** start **

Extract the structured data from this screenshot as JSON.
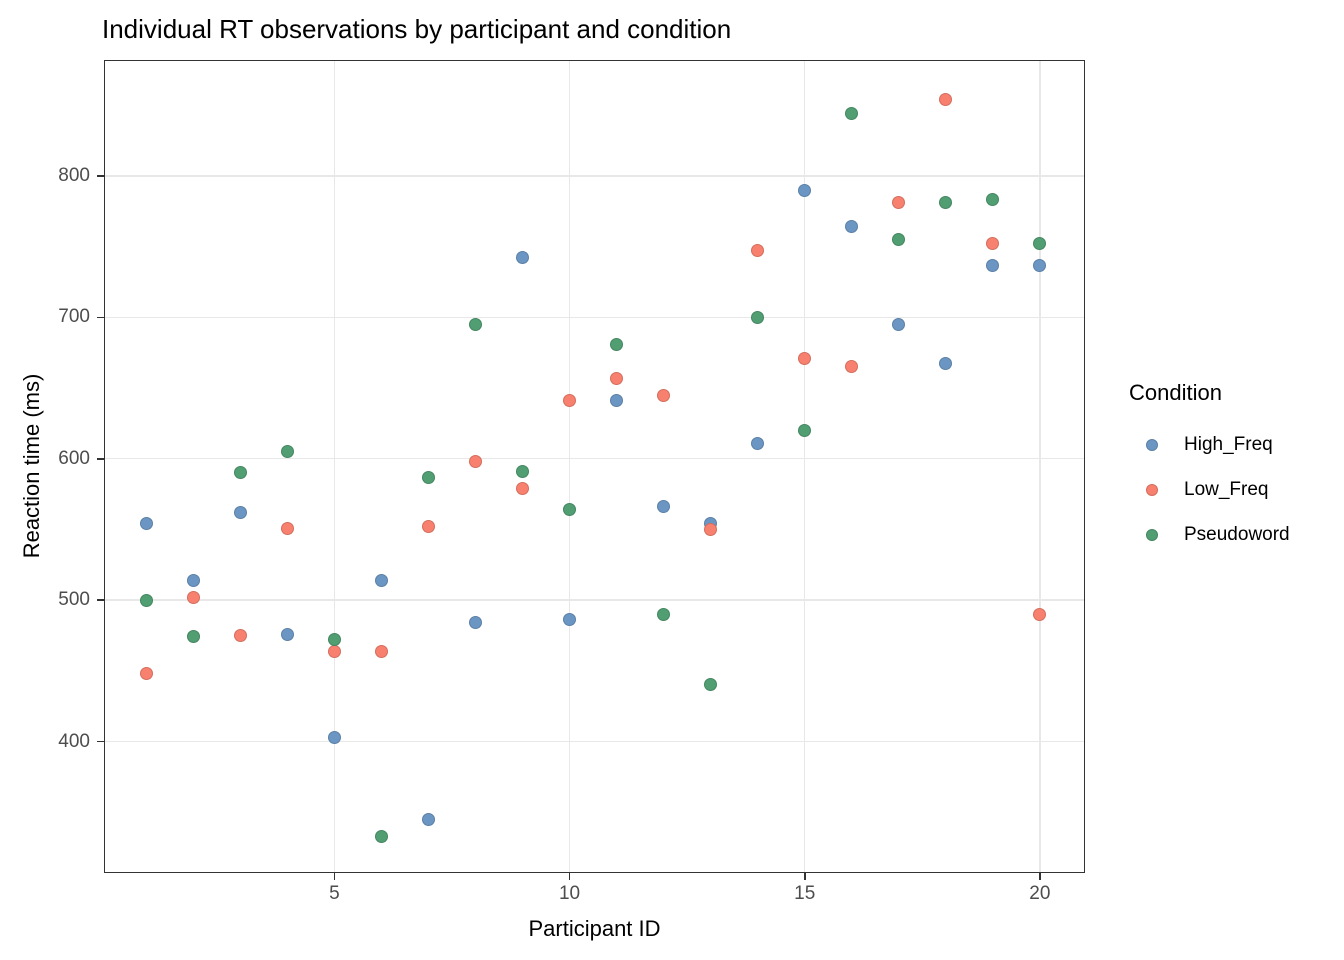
{
  "title": "Individual RT observations by participant and condition",
  "legend": {
    "title": "Condition"
  },
  "chart_data": {
    "type": "scatter",
    "title": "Individual RT observations by participant and condition",
    "xlabel": "Participant ID",
    "ylabel": "Reaction time (ms)",
    "xlim": [
      0.1,
      20.96
    ],
    "ylim": [
      307,
      882
    ],
    "x_ticks": [
      5,
      10,
      15,
      20
    ],
    "y_ticks": [
      400,
      500,
      600,
      700,
      800
    ],
    "grid": "major",
    "panel_background": "#ffffff",
    "gridline_color": "#e8e8e8",
    "panel_border_color": "#333333",
    "tick_label_color": "#4d4d4d",
    "legend_title": "Condition",
    "legend_position": "right",
    "x": [
      1,
      2,
      3,
      4,
      5,
      6,
      7,
      8,
      9,
      10,
      11,
      12,
      13,
      14,
      15,
      16,
      17,
      18,
      19,
      20
    ],
    "series": [
      {
        "name": "High_Freq",
        "color": "#6b96c3",
        "values": [
          554,
          514,
          562,
          476,
          403,
          514,
          345,
          484,
          742,
          486,
          641,
          566,
          554,
          611,
          790,
          764,
          695,
          667,
          737,
          737
        ]
      },
      {
        "name": "Low_Freq",
        "color": "#f8806e",
        "values": [
          448,
          502,
          475,
          551,
          464,
          464,
          552,
          598,
          579,
          641,
          657,
          645,
          550,
          747,
          671,
          665,
          781,
          854,
          752,
          490
        ]
      },
      {
        "name": "Pseudoword",
        "color": "#509e72",
        "values": [
          500,
          474,
          590,
          605,
          472,
          333,
          587,
          695,
          591,
          564,
          681,
          490,
          440,
          700,
          620,
          844,
          755,
          781,
          783,
          752
        ]
      }
    ]
  }
}
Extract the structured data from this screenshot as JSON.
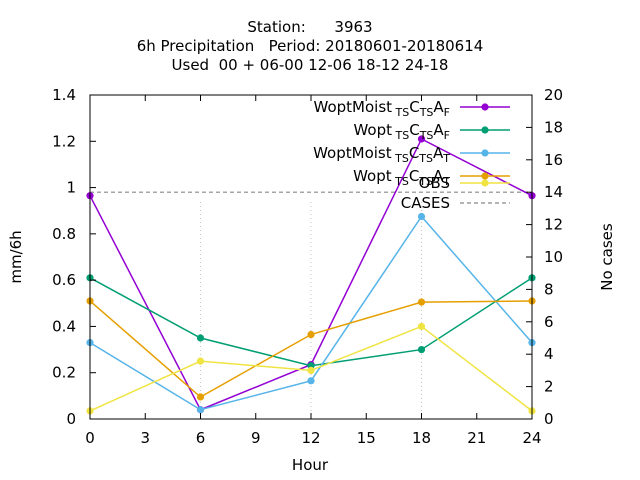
{
  "chart_data": {
    "type": "line",
    "title_lines": [
      "Station:      3963",
      "6h Precipitation   Period: 20180601-20180614",
      "Used  00 + 06-00 12-06 18-12 24-18"
    ],
    "xlabel": "Hour",
    "ylabel": "mm/6h",
    "y2label": "No cases",
    "xlim": [
      0,
      24
    ],
    "ylim": [
      0,
      1.4
    ],
    "y2lim": [
      0,
      20
    ],
    "x_ticks": [
      0,
      3,
      6,
      9,
      12,
      15,
      18,
      21,
      24
    ],
    "y_ticks": [
      0,
      0.2,
      0.4,
      0.6,
      0.8,
      1,
      1.2,
      1.4
    ],
    "y_tick_labels": [
      "0",
      "0.2",
      "0.4",
      "0.6",
      "0.8",
      "1",
      "1.2",
      "1.4"
    ],
    "y2_ticks": [
      0,
      2,
      4,
      6,
      8,
      10,
      12,
      14,
      16,
      18,
      20
    ],
    "grid": "dotted, partial",
    "legend_position": "top-right",
    "x": [
      0,
      6,
      12,
      18,
      24
    ],
    "series": [
      {
        "name": "WoptMoist_TS C_TS A_F",
        "legend": {
          "main": "WoptMoist",
          "sub1": "TS",
          "c": "C",
          "sub2": "TS",
          "a": "A",
          "sub3": "F"
        },
        "color": "#9400d3",
        "marker": "circle",
        "values": [
          0.965,
          0.04,
          0.235,
          1.21,
          0.965
        ]
      },
      {
        "name": "Wopt_TS C_TS A_F",
        "legend": {
          "main": "Wopt",
          "sub1": "TS",
          "c": "C",
          "sub2": "TS",
          "a": "A",
          "sub3": "F"
        },
        "color": "#009e73",
        "marker": "circle",
        "values": [
          0.61,
          0.35,
          0.23,
          0.3,
          0.61
        ]
      },
      {
        "name": "WoptMoist_TS C_TS A_T",
        "legend": {
          "main": "WoptMoist",
          "sub1": "TS",
          "c": "C",
          "sub2": "TS",
          "a": "A",
          "sub3": "T"
        },
        "color": "#56b4e9",
        "marker": "circle",
        "values": [
          0.33,
          0.04,
          0.165,
          0.875,
          0.33
        ]
      },
      {
        "name": "Wopt_TS C_TS A_T",
        "legend": {
          "main": "Wopt",
          "sub1": "TS",
          "c": "C",
          "sub2": "TS",
          "a": "A",
          "sub3": "T"
        },
        "color": "#e69f00",
        "marker": "circle",
        "values": [
          0.51,
          0.095,
          0.365,
          0.505,
          0.51
        ]
      },
      {
        "name": "OBS",
        "legend": {
          "main": "OBS"
        },
        "color": "#f0e442",
        "marker": "circle",
        "values": [
          0.035,
          0.25,
          0.21,
          0.4,
          0.035
        ]
      }
    ],
    "cases": {
      "name": "CASES",
      "axis": "y2",
      "color": "#888888",
      "style": "dashed",
      "value": 14
    }
  }
}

** end **

Repeat every record precisely. Any picture among them stays out of the copy.

Extract the structured data from this screenshot as JSON.
{
  "title": "Individual RT observations by participant and condition",
  "legend": {
    "title": "Condition"
  },
  "chart_data": {
    "type": "scatter",
    "title": "Individual RT observations by participant and condition",
    "xlabel": "Participant ID",
    "ylabel": "Reaction time (ms)",
    "xlim": [
      0.1,
      20.96
    ],
    "ylim": [
      307,
      882
    ],
    "x_ticks": [
      5,
      10,
      15,
      20
    ],
    "y_ticks": [
      400,
      500,
      600,
      700,
      800
    ],
    "grid": "major",
    "panel_background": "#ffffff",
    "gridline_color": "#e8e8e8",
    "panel_border_color": "#333333",
    "tick_label_color": "#4d4d4d",
    "legend_title": "Condition",
    "legend_position": "right",
    "x": [
      1,
      2,
      3,
      4,
      5,
      6,
      7,
      8,
      9,
      10,
      11,
      12,
      13,
      14,
      15,
      16,
      17,
      18,
      19,
      20
    ],
    "series": [
      {
        "name": "High_Freq",
        "color": "#6b96c3",
        "values": [
          554,
          514,
          562,
          476,
          403,
          514,
          345,
          484,
          742,
          486,
          641,
          566,
          554,
          611,
          790,
          764,
          695,
          667,
          737,
          737
        ]
      },
      {
        "name": "Low_Freq",
        "color": "#f8806e",
        "values": [
          448,
          502,
          475,
          551,
          464,
          464,
          552,
          598,
          579,
          641,
          657,
          645,
          550,
          747,
          671,
          665,
          781,
          854,
          752,
          490
        ]
      },
      {
        "name": "Pseudoword",
        "color": "#509e72",
        "values": [
          500,
          474,
          590,
          605,
          472,
          333,
          587,
          695,
          591,
          564,
          681,
          490,
          440,
          700,
          620,
          844,
          755,
          781,
          783,
          752
        ]
      }
    ]
  }
}
Extract the structured data from this screenshot as JSON.
{
  "chart_data": {
    "type": "line",
    "title_lines": [
      "Station:      3963",
      "6h Precipitation   Period: 20180601-20180614",
      "Used  00 + 06-00 12-06 18-12 24-18"
    ],
    "xlabel": "Hour",
    "ylabel": "mm/6h",
    "y2label": "No cases",
    "xlim": [
      0,
      24
    ],
    "ylim": [
      0,
      1.4
    ],
    "y2lim": [
      0,
      20
    ],
    "x_ticks": [
      0,
      3,
      6,
      9,
      12,
      15,
      18,
      21,
      24
    ],
    "y_ticks": [
      0,
      0.2,
      0.4,
      0.6,
      0.8,
      1,
      1.2,
      1.4
    ],
    "y_tick_labels": [
      "0",
      "0.2",
      "0.4",
      "0.6",
      "0.8",
      "1",
      "1.2",
      "1.4"
    ],
    "y2_ticks": [
      0,
      2,
      4,
      6,
      8,
      10,
      12,
      14,
      16,
      18,
      20
    ],
    "grid": "dotted, partial",
    "legend_position": "top-right",
    "x": [
      0,
      6,
      12,
      18,
      24
    ],
    "series": [
      {
        "name": "WoptMoist_TS C_TS A_F",
        "legend": {
          "main": "WoptMoist",
          "sub1": "TS",
          "c": "C",
          "sub2": "TS",
          "a": "A",
          "sub3": "F"
        },
        "color": "#9400d3",
        "marker": "circle",
        "values": [
          0.965,
          0.04,
          0.235,
          1.21,
          0.965
        ]
      },
      {
        "name": "Wopt_TS C_TS A_F",
        "legend": {
          "main": "Wopt",
          "sub1": "TS",
          "c": "C",
          "sub2": "TS",
          "a": "A",
          "sub3": "F"
        },
        "color": "#009e73",
        "marker": "circle",
        "values": [
          0.61,
          0.35,
          0.23,
          0.3,
          0.61
        ]
      },
      {
        "name": "WoptMoist_TS C_TS A_T",
        "legend": {
          "main": "WoptMoist",
          "sub1": "TS",
          "c": "C",
          "sub2": "TS",
          "a": "A",
          "sub3": "T"
        },
        "color": "#56b4e9",
        "marker": "circle",
        "values": [
          0.33,
          0.04,
          0.165,
          0.875,
          0.33
        ]
      },
      {
        "name": "Wopt_TS C_TS A_T",
        "legend": {
          "main": "Wopt",
          "sub1": "TS",
          "c": "C",
          "sub2": "TS",
          "a": "A",
          "sub3": "T"
        },
        "color": "#e69f00",
        "marker": "circle",
        "values": [
          0.51,
          0.095,
          0.365,
          0.505,
          0.51
        ]
      },
      {
        "name": "OBS",
        "legend": {
          "main": "OBS"
        },
        "color": "#f0e442",
        "marker": "circle",
        "values": [
          0.035,
          0.25,
          0.21,
          0.4,
          0.035
        ]
      }
    ],
    "cases": {
      "name": "CASES",
      "axis": "y2",
      "color": "#888888",
      "style": "dashed",
      "value": 14
    }
  }
}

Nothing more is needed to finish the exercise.